Stored records:
□ □ □ □ □ □ □
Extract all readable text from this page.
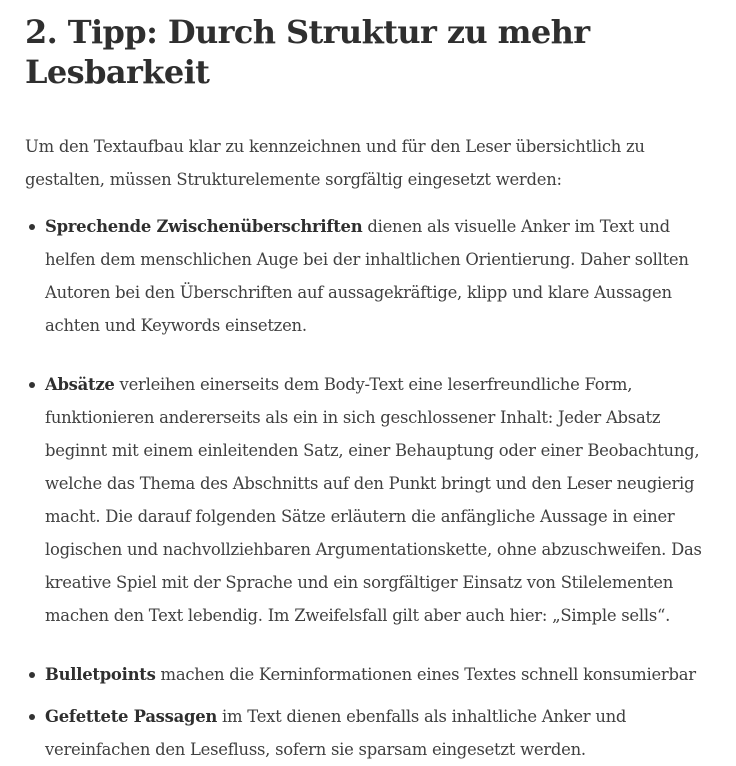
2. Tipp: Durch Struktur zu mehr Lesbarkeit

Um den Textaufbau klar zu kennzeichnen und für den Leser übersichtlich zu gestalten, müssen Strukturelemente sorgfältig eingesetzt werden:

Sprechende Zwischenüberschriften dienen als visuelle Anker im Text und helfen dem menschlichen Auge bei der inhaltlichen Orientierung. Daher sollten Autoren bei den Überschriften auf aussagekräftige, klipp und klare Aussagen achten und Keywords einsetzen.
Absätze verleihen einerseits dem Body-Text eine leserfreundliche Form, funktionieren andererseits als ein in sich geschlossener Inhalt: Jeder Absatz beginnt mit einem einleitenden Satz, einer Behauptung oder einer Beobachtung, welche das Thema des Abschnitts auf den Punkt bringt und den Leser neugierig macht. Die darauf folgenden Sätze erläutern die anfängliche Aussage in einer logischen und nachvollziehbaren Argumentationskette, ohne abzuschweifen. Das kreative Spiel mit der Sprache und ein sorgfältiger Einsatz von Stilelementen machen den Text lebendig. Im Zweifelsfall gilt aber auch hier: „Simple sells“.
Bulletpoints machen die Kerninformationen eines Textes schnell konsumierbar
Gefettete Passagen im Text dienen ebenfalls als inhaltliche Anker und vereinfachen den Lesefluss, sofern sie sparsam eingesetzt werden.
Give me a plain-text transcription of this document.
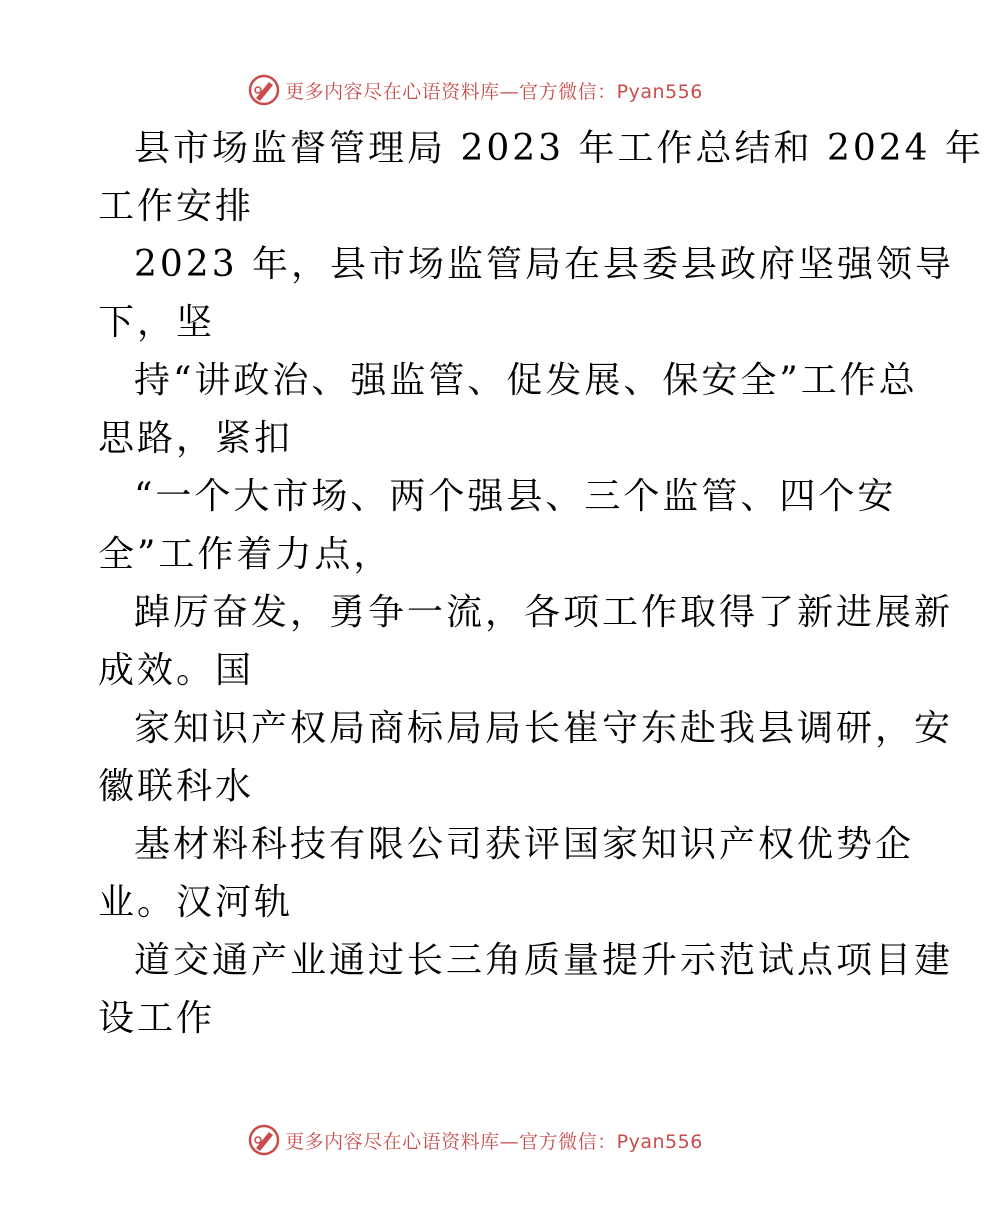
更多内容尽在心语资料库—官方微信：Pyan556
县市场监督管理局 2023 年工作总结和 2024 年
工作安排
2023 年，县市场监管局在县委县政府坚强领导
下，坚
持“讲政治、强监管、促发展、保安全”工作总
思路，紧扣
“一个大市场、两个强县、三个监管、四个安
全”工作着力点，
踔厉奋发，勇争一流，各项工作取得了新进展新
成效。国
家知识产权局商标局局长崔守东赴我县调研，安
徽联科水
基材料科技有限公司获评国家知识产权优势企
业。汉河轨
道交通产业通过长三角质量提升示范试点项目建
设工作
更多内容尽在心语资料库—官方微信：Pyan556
□ □ □ □ □ □ □
### Directive:
Go through the listing above and write it out again exactly, dropping the pictures.

### Worked answer:
Extract all readable text from this page.
2. Tipp: Durch Struktur zu mehr Lesbarkeit

Um den Textaufbau klar zu kennzeichnen und für den Leser übersichtlich zu gestalten, müssen Strukturelemente sorgfältig eingesetzt werden:

Sprechende Zwischenüberschriften dienen als visuelle Anker im Text und helfen dem menschlichen Auge bei der inhaltlichen Orientierung. Daher sollten Autoren bei den Überschriften auf aussagekräftige, klipp und klare Aussagen achten und Keywords einsetzen.
Absätze verleihen einerseits dem Body-Text eine leserfreundliche Form, funktionieren andererseits als ein in sich geschlossener Inhalt: Jeder Absatz beginnt mit einem einleitenden Satz, einer Behauptung oder einer Beobachtung, welche das Thema des Abschnitts auf den Punkt bringt und den Leser neugierig macht. Die darauf folgenden Sätze erläutern die anfängliche Aussage in einer logischen und nachvollziehbaren Argumentationskette, ohne abzuschweifen. Das kreative Spiel mit der Sprache und ein sorgfältiger Einsatz von Stilelementen machen den Text lebendig. Im Zweifelsfall gilt aber auch hier: „Simple sells“.
Bulletpoints machen die Kerninformationen eines Textes schnell konsumierbar
Gefettete Passagen im Text dienen ebenfalls als inhaltliche Anker und vereinfachen den Lesefluss, sofern sie sparsam eingesetzt werden.
Give me a plain-text transcription of this document.
更多内容尽在心语资料库—官方微信：Pyan556
县市场监督管理局 2023 年工作总结和 2024 年
工作安排
2023 年，县市场监管局在县委县政府坚强领导
下，坚
持“讲政治、强监管、促发展、保安全”工作总
思路，紧扣
“一个大市场、两个强县、三个监管、四个安
全”工作着力点，
踔厉奋发，勇争一流，各项工作取得了新进展新
成效。国
家知识产权局商标局局长崔守东赴我县调研，安
徽联科水
基材料科技有限公司获评国家知识产权优势企
业。汉河轨
道交通产业通过长三角质量提升示范试点项目建
设工作
更多内容尽在心语资料库—官方微信：Pyan556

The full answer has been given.